(Collected data)
BEGIN
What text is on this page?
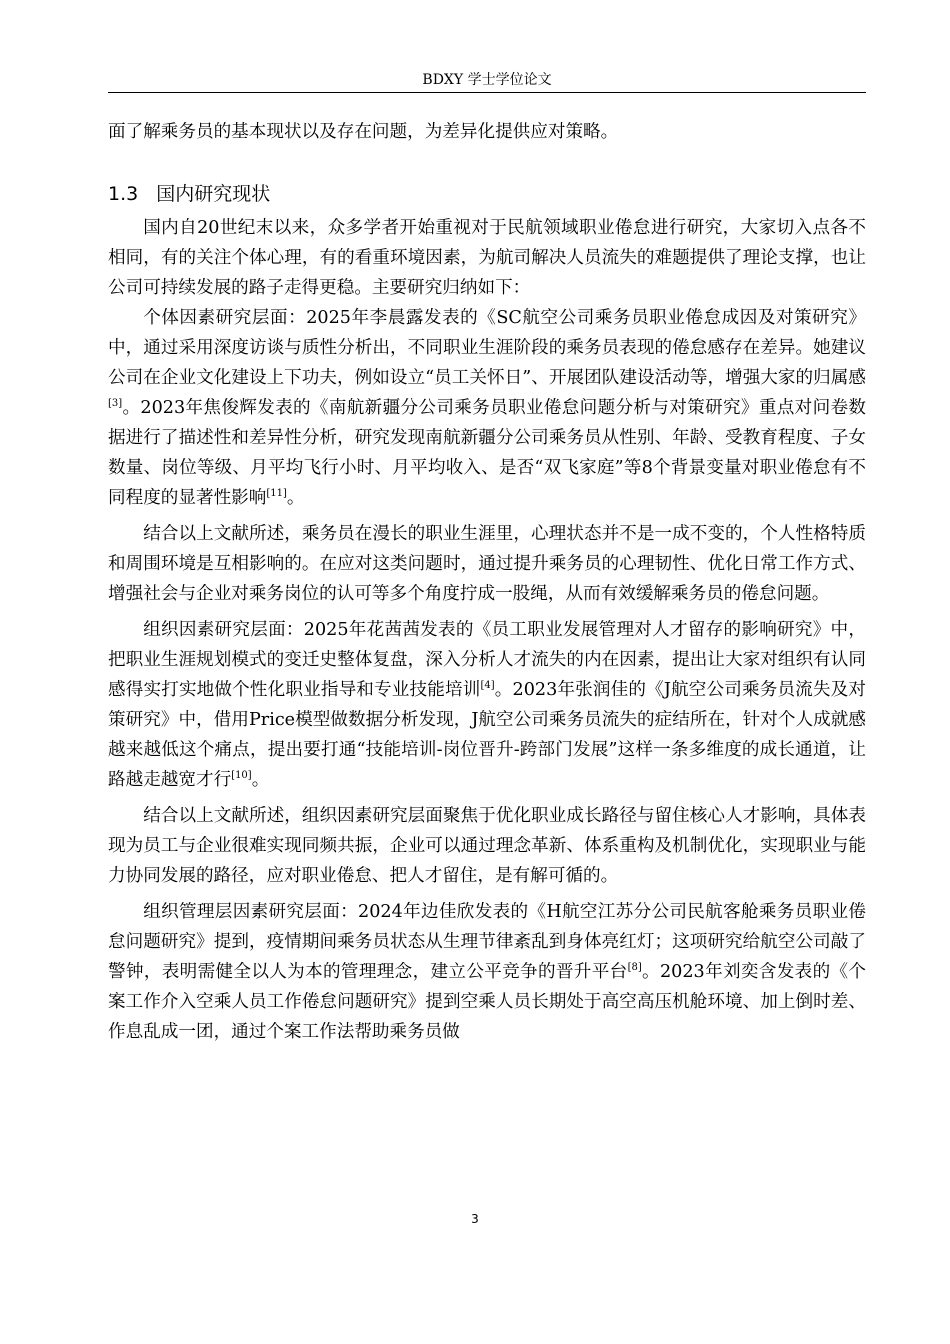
BDXY 学士学位论文

面了解乘务员的基本现状以及存在问题，为差异化提供应对策略。

1.3 国内研究现状

国内自20世纪末以来，众多学者开始重视对于民航领域职业倦怠进行研究，大家切入点各不相同，有的关注个体心理，有的看重环境因素，为航司解决人员流失的难题提供了理论支撑，也让公司可持续发展的路子走得更稳。主要研究归纳如下：

个体因素研究层面：2025年李晨露发表的《SC航空公司乘务员职业倦怠成因及对策研究》中，通过采用深度访谈与质性分析出，不同职业生涯阶段的乘务员表现的倦怠感存在差异。她建议公司在企业文化建设上下功夫，例如设立“员工关怀日”、开展团队建设活动等，增强大家的归属感[3]。2023年焦俊辉发表的《南航新疆分公司乘务员职业倦怠问题分析与对策研究》重点对问卷数据进行了描述性和差异性分析，研究发现南航新疆分公司乘务员从性别、年龄、受教育程度、子女数量、岗位等级、月平均飞行小时、月平均收入、是否“双飞家庭”等8个背景变量对职业倦怠有不同程度的显著性影响[11]。

结合以上文献所述，乘务员在漫长的职业生涯里，心理状态并不是一成不变的，个人性格特质和周围环境是互相影响的。在应对这类问题时，通过提升乘务员的心理韧性、优化日常工作方式、增强社会与企业对乘务岗位的认可等多个角度拧成一股绳，从而有效缓解乘务员的倦怠问题。

组织因素研究层面：2025年花茜茜发表的《员工职业发展管理对人才留存的影响研究》中，把职业生涯规划模式的变迁史整体复盘，深入分析人才流失的内在因素，提出让大家对组织有认同感得实打实地做个性化职业指导和专业技能培训[4]。2023年张润佳的《J航空公司乘务员流失及对策研究》中，借用Price模型做数据分析发现，J航空公司乘务员流失的症结所在，针对个人成就感越来越低这个痛点，提出要打通“技能培训-岗位晋升-跨部门发展”这样一条多维度的成长通道，让路越走越宽才行[10]。

结合以上文献所述，组织因素研究层面聚焦于优化职业成长路径与留住核心人才影响，具体表现为员工与企业很难实现同频共振，企业可以通过理念革新、体系重构及机制优化，实现职业与能力协同发展的路径，应对职业倦怠、把人才留住，是有解可循的。

组织管理层因素研究层面：2024年边佳欣发表的《H航空江苏分公司民航客舱乘务员职业倦怠问题研究》提到，疫情期间乘务员状态从生理节律紊乱到身体亮红灯；这项研究给航空公司敲了警钟，表明需健全以人为本的管理理念，建立公平竞争的晋升平台[8]。2023年刘奕含发表的《个案工作介入空乘人员工作倦怠问题研究》提到空乘人员长期处于高空高压机舱环境、加上倒时差、作息乱成一团，通过个案工作法帮助乘务员做

3
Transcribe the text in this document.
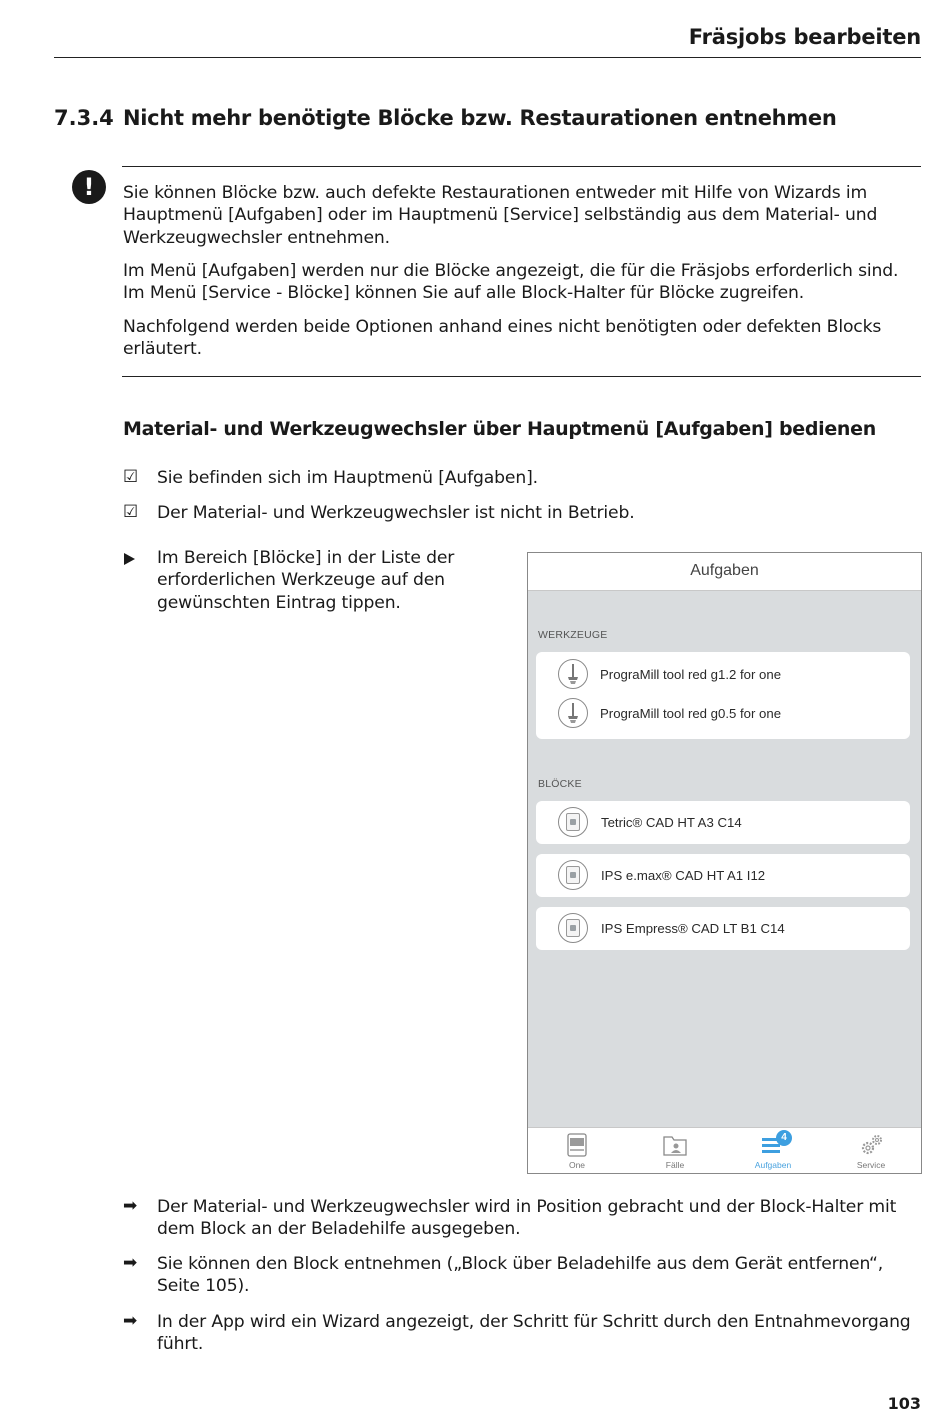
Fräsjobs bearbeiten
7.3.4 Nicht mehr benötigte Blöcke bzw. Restaurationen entnehmen
!	Sie können Blöcke bzw. auch defekte Restaurationen entweder mit Hilfe von Wizards im Hauptmenü [Aufgaben] oder im Hauptmenü [Service] selbständig aus dem Material- und Werkzeugwechsler entnehmen.
Im Menü [Aufgaben] werden nur die Blöcke angezeigt, die für die Fräsjobs erforderlich sind. Im Menü [Service - Blöcke] können Sie auf alle Block-Halter für Blöcke zugreifen.
Nachfolgend werden beide Optionen anhand eines nicht benötigten oder defekten Blocks erläutert.
Material- und Werkzeugwechsler über Hauptmenü [Aufgaben] bedienen
☑ Sie befinden sich im Hauptmenü [Aufgaben].
☑ Der Material- und Werkzeugwechsler ist nicht in Betrieb.
Im Bereich [Blöcke] in der Liste der erforderlichen Werkzeuge auf den gewünschten Eintrag tippen.
Aufgaben
WERKZEUGE
PrograMill tool red g1.2 for one
PrograMill tool red g0.5 for one
BLÖCKE
Tetric® CAD HT A3 C14
IPS e.max® CAD HT A1 I12
IPS Empress® CAD LT B1 C14
One	Fälle
4
Aufgaben	Service
➡	Der Material- und Werkzeugwechsler wird in Position gebracht und der Block-Halter mit dem Block an der Beladehilfe ausgegeben.
➡	Sie können den Block entnehmen („Block über Beladehilfe aus dem Gerät entfernen“, Seite 105).
➡	In der App wird ein Wizard angezeigt, der Schritt für Schritt durch den Entnahmevorgang führt.
103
END
Quote every record above exactly, leaving out the pictures.

REPLY TO THE EXERCISE:
What text is on this page?
BDXY 学士学位论文

面了解乘务员的基本现状以及存在问题，为差异化提供应对策略。

1.3 国内研究现状

国内自20世纪末以来，众多学者开始重视对于民航领域职业倦怠进行研究，大家切入点各不相同，有的关注个体心理，有的看重环境因素，为航司解决人员流失的难题提供了理论支撑，也让公司可持续发展的路子走得更稳。主要研究归纳如下：

个体因素研究层面：2025年李晨露发表的《SC航空公司乘务员职业倦怠成因及对策研究》中，通过采用深度访谈与质性分析出，不同职业生涯阶段的乘务员表现的倦怠感存在差异。她建议公司在企业文化建设上下功夫，例如设立“员工关怀日”、开展团队建设活动等，增强大家的归属感[3]。2023年焦俊辉发表的《南航新疆分公司乘务员职业倦怠问题分析与对策研究》重点对问卷数据进行了描述性和差异性分析，研究发现南航新疆分公司乘务员从性别、年龄、受教育程度、子女数量、岗位等级、月平均飞行小时、月平均收入、是否“双飞家庭”等8个背景变量对职业倦怠有不同程度的显著性影响[11]。

结合以上文献所述，乘务员在漫长的职业生涯里，心理状态并不是一成不变的，个人性格特质和周围环境是互相影响的。在应对这类问题时，通过提升乘务员的心理韧性、优化日常工作方式、增强社会与企业对乘务岗位的认可等多个角度拧成一股绳，从而有效缓解乘务员的倦怠问题。

组织因素研究层面：2025年花茜茜发表的《员工职业发展管理对人才留存的影响研究》中，把职业生涯规划模式的变迁史整体复盘，深入分析人才流失的内在因素，提出让大家对组织有认同感得实打实地做个性化职业指导和专业技能培训[4]。2023年张润佳的《J航空公司乘务员流失及对策研究》中，借用Price模型做数据分析发现，J航空公司乘务员流失的症结所在，针对个人成就感越来越低这个痛点，提出要打通“技能培训-岗位晋升-跨部门发展”这样一条多维度的成长通道，让路越走越宽才行[10]。

结合以上文献所述，组织因素研究层面聚焦于优化职业成长路径与留住核心人才影响，具体表现为员工与企业很难实现同频共振，企业可以通过理念革新、体系重构及机制优化，实现职业与能力协同发展的路径，应对职业倦怠、把人才留住，是有解可循的。

组织管理层因素研究层面：2024年边佳欣发表的《H航空江苏分公司民航客舱乘务员职业倦怠问题研究》提到，疫情期间乘务员状态从生理节律紊乱到身体亮红灯；这项研究给航空公司敲了警钟，表明需健全以人为本的管理理念，建立公平竞争的晋升平台[8]。2023年刘奕含发表的《个案工作介入空乘人员工作倦怠问题研究》提到空乘人员长期处于高空高压机舱环境、加上倒时差、作息乱成一团，通过个案工作法帮助乘务员做

3
Transcribe the text in this document.
Fräsjobs bearbeiten
7.3.4 Nicht mehr benötigte Blöcke bzw. Restaurationen entnehmen
!	Sie können Blöcke bzw. auch defekte Restaurationen entweder mit Hilfe von Wizards im Hauptmenü [Aufgaben] oder im Hauptmenü [Service] selbständig aus dem Material- und Werkzeugwechsler entnehmen.
Im Menü [Aufgaben] werden nur die Blöcke angezeigt, die für die Fräsjobs erforderlich sind. Im Menü [Service - Blöcke] können Sie auf alle Block-Halter für Blöcke zugreifen.
Nachfolgend werden beide Optionen anhand eines nicht benötigten oder defekten Blocks erläutert.
Material- und Werkzeugwechsler über Hauptmenü [Aufgaben] bedienen
☑ Sie befinden sich im Hauptmenü [Aufgaben].
☑ Der Material- und Werkzeugwechsler ist nicht in Betrieb.
Im Bereich [Blöcke] in der Liste der erforderlichen Werkzeuge auf den gewünschten Eintrag tippen.
Aufgaben
WERKZEUGE
PrograMill tool red g1.2 for one
PrograMill tool red g0.5 for one
BLÖCKE
Tetric® CAD HT A3 C14
IPS e.max® CAD HT A1 I12
IPS Empress® CAD LT B1 C14
One	Fälle
4
Aufgaben	Service
➡	Der Material- und Werkzeugwechsler wird in Position gebracht und der Block-Halter mit dem Block an der Beladehilfe ausgegeben.
➡	Sie können den Block entnehmen („Block über Beladehilfe aus dem Gerät entfernen“, Seite 105).
➡	In der App wird ein Wizard angezeigt, der Schritt für Schritt durch den Entnahmevorgang führt.
103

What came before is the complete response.